* START Raw records *

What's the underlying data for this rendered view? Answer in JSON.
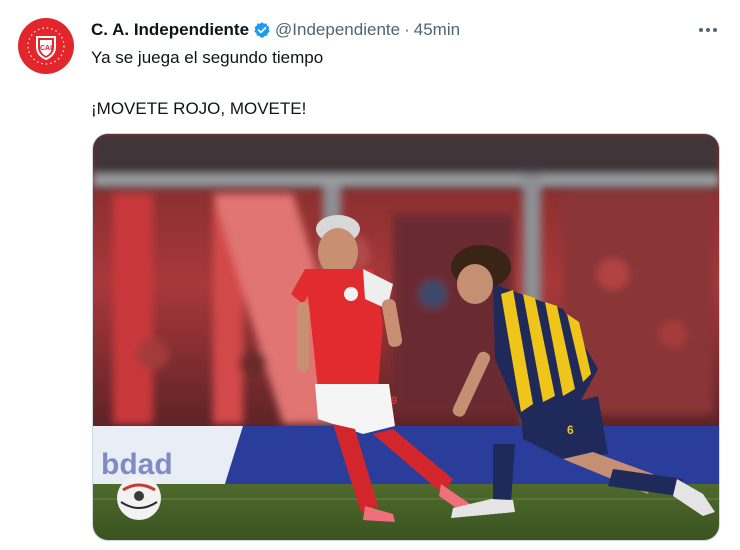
{
  "tweet": {
    "display_name": "C. A. Independiente",
    "handle": "@Independiente",
    "separator": "·",
    "time": "45min",
    "text_line_1": "Ya se juega el segundo tiempo",
    "text_line_2": "¡MOVETE ROJO, MOVETE!",
    "avatar_label": "CAI",
    "verified_icon": "verified-badge-icon",
    "more_icon": "more-options-icon"
  },
  "media": {
    "board_text": "bdad",
    "player_red_number": "9",
    "player_blue_number": "6"
  },
  "colors": {
    "brand_red": "#e3262c",
    "verified_blue": "#1d9bf0",
    "secondary_text": "#536471"
  }
}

* END Raw records *

Goal: The listing above must be printed again exactly, minus its pictures.

Answer in full:
What's the underlying data for this rendered view? Answer in JSON.
{
  "tweet": {
    "display_name": "C. A. Independiente",
    "handle": "@Independiente",
    "separator": "·",
    "time": "45min",
    "text_line_1": "Ya se juega el segundo tiempo",
    "text_line_2": "¡MOVETE ROJO, MOVETE!",
    "avatar_label": "CAI",
    "verified_icon": "verified-badge-icon",
    "more_icon": "more-options-icon"
  },
  "media": {
    "board_text": "bdad",
    "player_red_number": "9",
    "player_blue_number": "6"
  },
  "colors": {
    "brand_red": "#e3262c",
    "verified_blue": "#1d9bf0",
    "secondary_text": "#536471"
  }
}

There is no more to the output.